Task to carry out: Below are records; print only the lines from the line containing "OCR this image." to the end, both included, reproduced exactly and without the pictures.

....

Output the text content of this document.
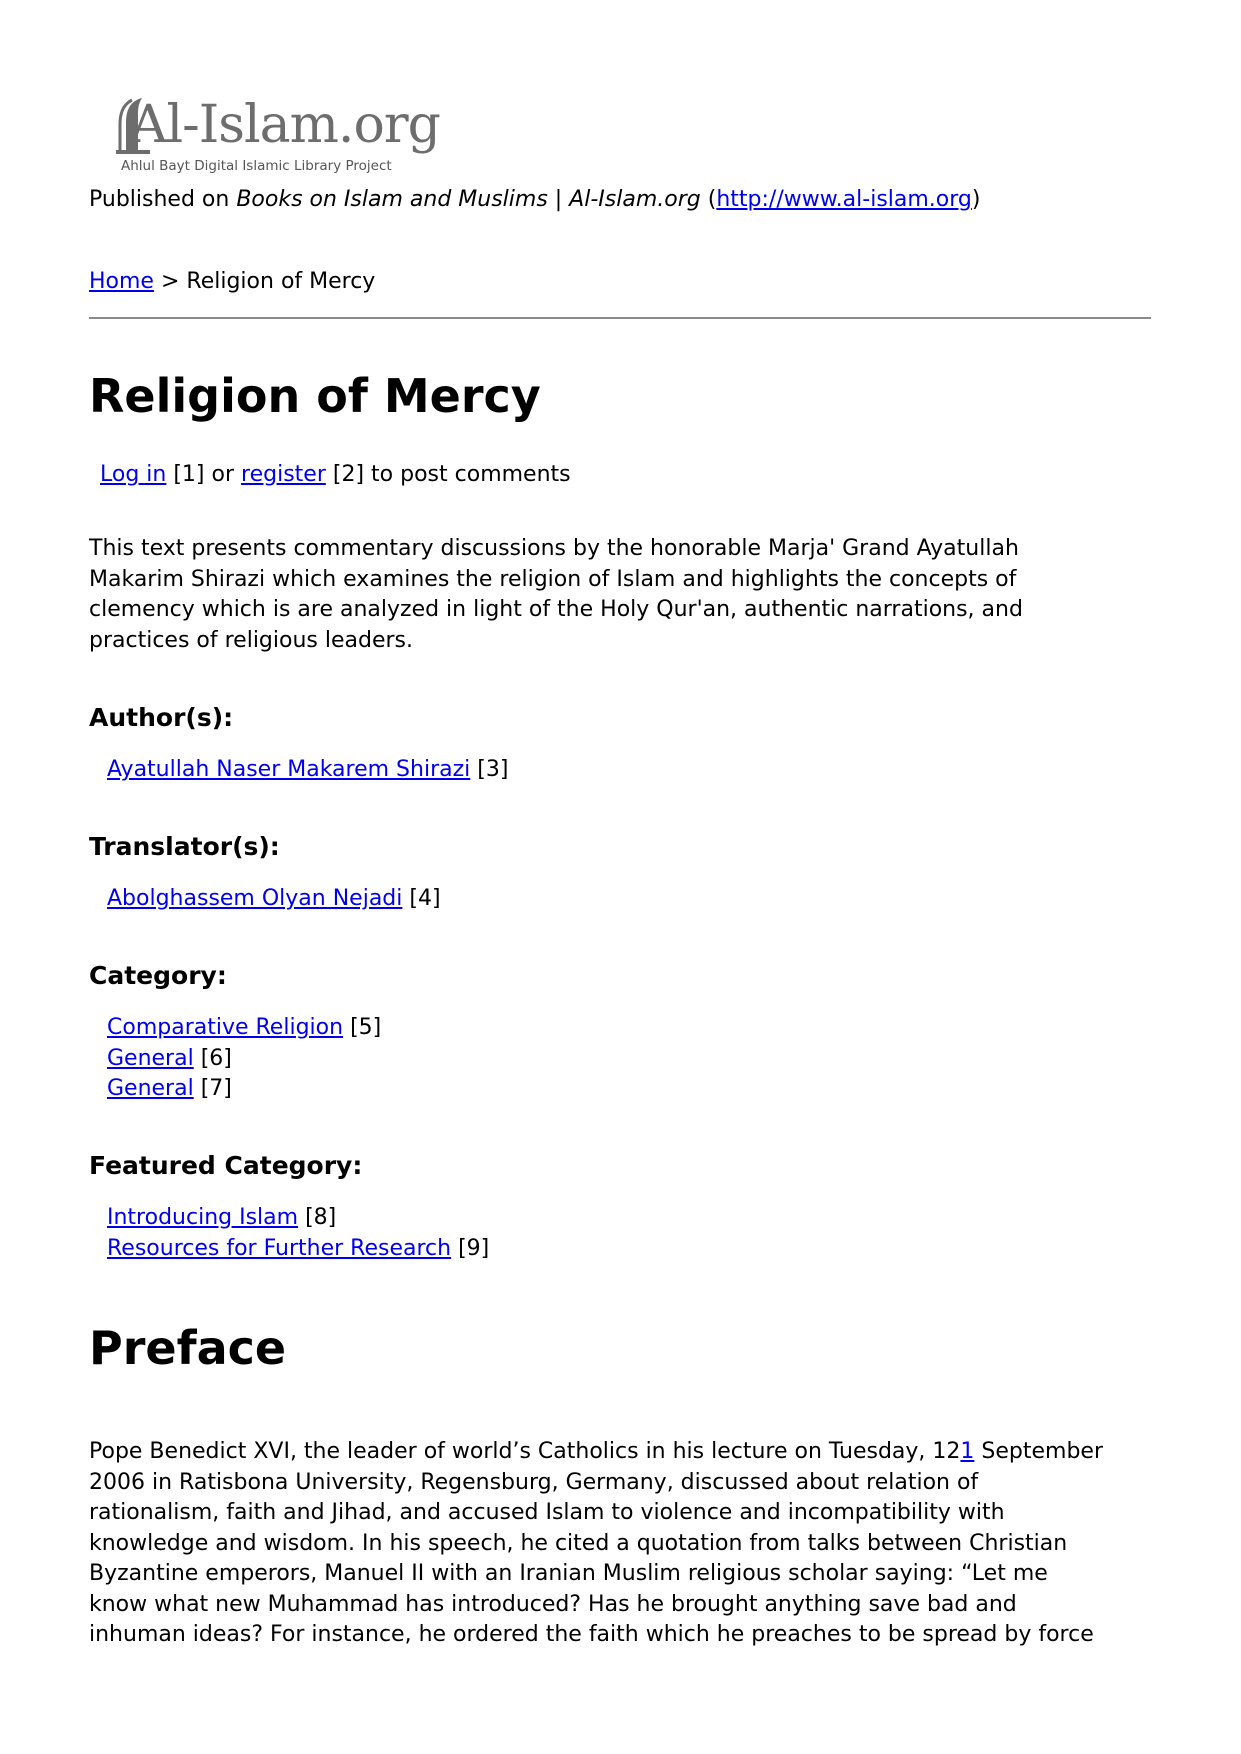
Al-Islam.org
Ahlul Bayt Digital Islamic Library Project
Published on Books on Islam and Muslims | Al-Islam.org (http://www.al-islam.org)
Home > Religion of Mercy
Religion of Mercy
Log in [1] or register [2] to post comments

This text presents commentary discussions by the honorable Marja' Grand Ayatullah Makarim Shirazi which examines the religion of Islam and highlights the concepts of clemency which is are analyzed in light of the Holy Qur'an, authentic narrations, and practices of religious leaders.

Author(s):
Ayatullah Naser Makarem Shirazi [3]
Translator(s):
Abolghassem Olyan Nejadi [4]
Category:
Comparative Religion [5]
General [6]
General [7]
Featured Category:
Introducing Islam [8]
Resources for Further Research [9]
Preface
Pope Benedict XVI, the leader of world’s Catholics in his lecture on Tuesday, 121 September
2006 in Ratisbona University, Regensburg, Germany, discussed about relation of
rationalism, faith and Jihad, and accused Islam to violence and incompatibility with
knowledge and wisdom. In his speech, he cited a quotation from talks between Christian
Byzantine emperors, Manuel II with an Iranian Muslim religious scholar saying: “Let me
know what new Muhammad has introduced? Has he brought anything save bad and
inhuman ideas? For instance, he ordered the faith which he preaches to be spread by force
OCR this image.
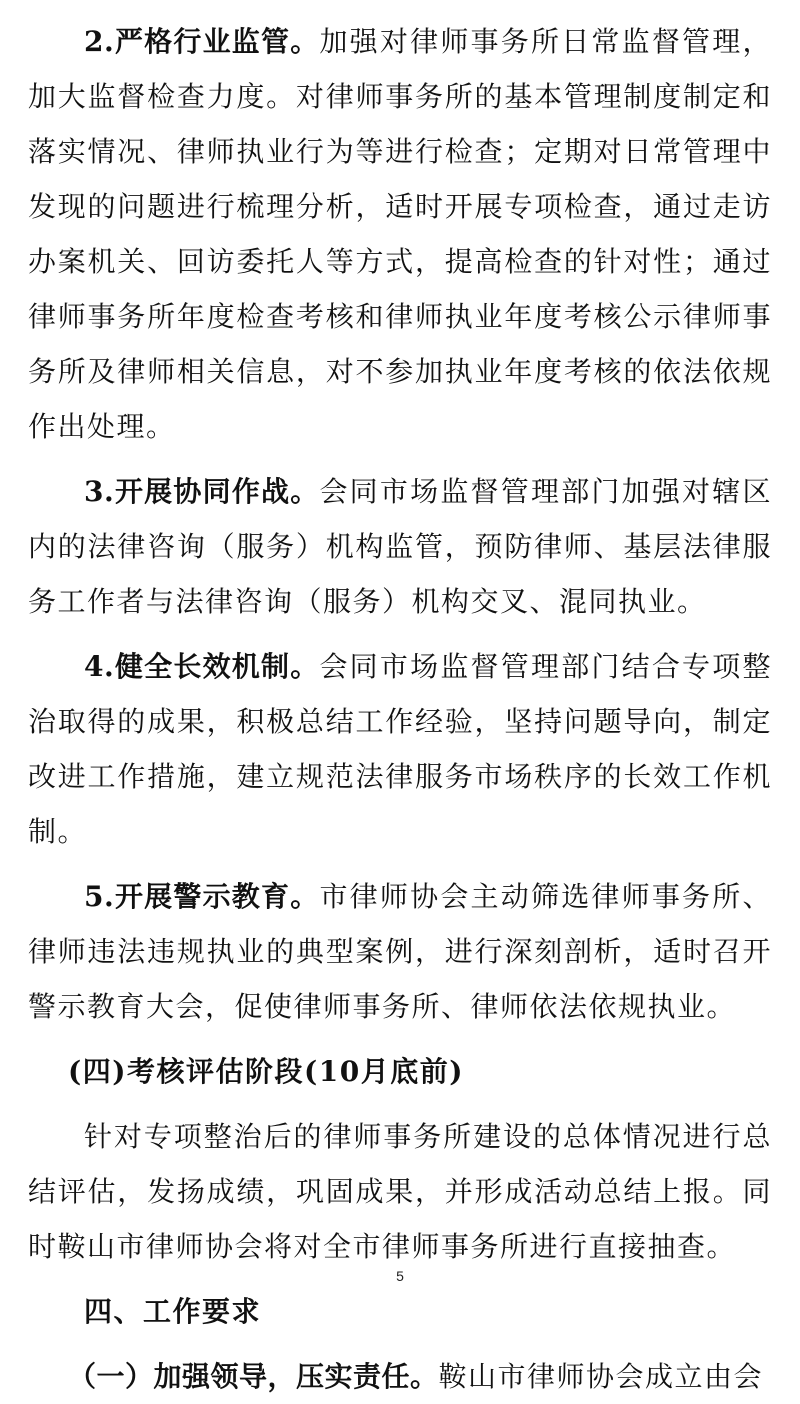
2.严格行业监管。加强对律师事务所日常监督管理，加大监督检查力度。对律师事务所的基本管理制度制定和落实情况、律师执业行为等进行检查；定期对日常管理中发现的问题进行梳理分析，适时开展专项检查，通过走访办案机关、回访委托人等方式，提高检查的针对性；通过律师事务所年度检查考核和律师执业年度考核公示律师事务所及律师相关信息，对不参加执业年度考核的依法依规作出处理。

3.开展协同作战。会同市场监督管理部门加强对辖区内的法律咨询（服务）机构监管，预防律师、基层法律服务工作者与法律咨询（服务）机构交叉、混同执业。

4.健全长效机制。会同市场监督管理部门结合专项整治取得的成果，积极总结工作经验，坚持问题导向，制定改进工作措施，建立规范法律服务市场秩序的长效工作机制。

5.开展警示教育。市律师协会主动筛选律师事务所、律师违法违规执业的典型案例，进行深刻剖析，适时召开警示教育大会，促使律师事务所、律师依法依规执业。

(四)考核评估阶段(10月底前)

针对专项整治后的律师事务所建设的总体情况进行总结评估，发扬成绩，巩固成果，并形成活动总结上报。同时鞍山市律师协会将对全市律师事务所进行直接抽查。

四、工作要求

（一）加强领导，压实责任。鞍山市律师协会成立由会

5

....

Output of the exercise:
OCR this image.
2.严格行业监管。加强对律师事务所日常监督管理，加大监督检查力度。对律师事务所的基本管理制度制定和落实情况、律师执业行为等进行检查；定期对日常管理中发现的问题进行梳理分析，适时开展专项检查，通过走访办案机关、回访委托人等方式，提高检查的针对性；通过律师事务所年度检查考核和律师执业年度考核公示律师事务所及律师相关信息，对不参加执业年度考核的依法依规作出处理。

3.开展协同作战。会同市场监督管理部门加强对辖区内的法律咨询（服务）机构监管，预防律师、基层法律服务工作者与法律咨询（服务）机构交叉、混同执业。

4.健全长效机制。会同市场监督管理部门结合专项整治取得的成果，积极总结工作经验，坚持问题导向，制定改进工作措施，建立规范法律服务市场秩序的长效工作机制。

5.开展警示教育。市律师协会主动筛选律师事务所、律师违法违规执业的典型案例，进行深刻剖析，适时召开警示教育大会，促使律师事务所、律师依法依规执业。

(四)考核评估阶段(10月底前)

针对专项整治后的律师事务所建设的总体情况进行总结评估，发扬成绩，巩固成果，并形成活动总结上报。同时鞍山市律师协会将对全市律师事务所进行直接抽查。

四、工作要求

（一）加强领导，压实责任。鞍山市律师协会成立由会

5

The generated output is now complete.